>> BEGIN
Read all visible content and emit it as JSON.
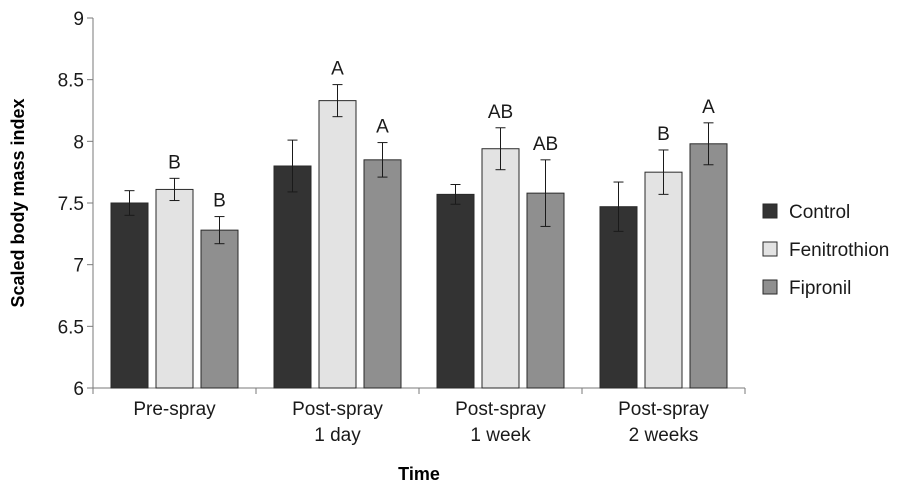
{
  "chart_data": {
    "type": "bar",
    "xlabel": "Time",
    "ylabel": "Scaled body mass index",
    "ylim": [
      6,
      9
    ],
    "yticks": [
      "6",
      "6.5",
      "7",
      "7.5",
      "8",
      "8.5",
      "9"
    ],
    "grid": false,
    "legend_position": "right",
    "categories": [
      [
        "Pre-spray"
      ],
      [
        "Post-spray",
        "1 day"
      ],
      [
        "Post-spray",
        "1 week"
      ],
      [
        "Post-spray",
        "2 weeks"
      ]
    ],
    "series": [
      {
        "name": "Control",
        "color": "#333333",
        "values": [
          7.5,
          7.8,
          7.57,
          7.47
        ],
        "error": [
          0.1,
          0.21,
          0.08,
          0.2
        ],
        "labels": [
          "",
          "",
          "",
          ""
        ]
      },
      {
        "name": "Fenitrothion",
        "color": "#e3e3e3",
        "values": [
          7.61,
          8.33,
          7.94,
          7.75
        ],
        "error": [
          0.09,
          0.13,
          0.17,
          0.18
        ],
        "labels": [
          "B",
          "A",
          "AB",
          "B"
        ]
      },
      {
        "name": "Fipronil",
        "color": "#8f8f8f",
        "values": [
          7.28,
          7.85,
          7.58,
          7.98
        ],
        "error": [
          0.11,
          0.14,
          0.27,
          0.17
        ],
        "labels": [
          "B",
          "A",
          "AB",
          "A"
        ]
      }
    ]
  }
}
>> END
EXERCISE DETAILS: Quote the records above in full, dropping each picture.

TASK ANSWER:
Read all visible content and emit it as JSON.
{
  "chart_data": {
    "type": "bar",
    "xlabel": "Time",
    "ylabel": "Scaled body mass index",
    "ylim": [
      6,
      9
    ],
    "yticks": [
      "6",
      "6.5",
      "7",
      "7.5",
      "8",
      "8.5",
      "9"
    ],
    "grid": false,
    "legend_position": "right",
    "categories": [
      [
        "Pre-spray"
      ],
      [
        "Post-spray",
        "1 day"
      ],
      [
        "Post-spray",
        "1 week"
      ],
      [
        "Post-spray",
        "2 weeks"
      ]
    ],
    "series": [
      {
        "name": "Control",
        "color": "#333333",
        "values": [
          7.5,
          7.8,
          7.57,
          7.47
        ],
        "error": [
          0.1,
          0.21,
          0.08,
          0.2
        ],
        "labels": [
          "",
          "",
          "",
          ""
        ]
      },
      {
        "name": "Fenitrothion",
        "color": "#e3e3e3",
        "values": [
          7.61,
          8.33,
          7.94,
          7.75
        ],
        "error": [
          0.09,
          0.13,
          0.17,
          0.18
        ],
        "labels": [
          "B",
          "A",
          "AB",
          "B"
        ]
      },
      {
        "name": "Fipronil",
        "color": "#8f8f8f",
        "values": [
          7.28,
          7.85,
          7.58,
          7.98
        ],
        "error": [
          0.11,
          0.14,
          0.27,
          0.17
        ],
        "labels": [
          "B",
          "A",
          "AB",
          "A"
        ]
      }
    ]
  }
}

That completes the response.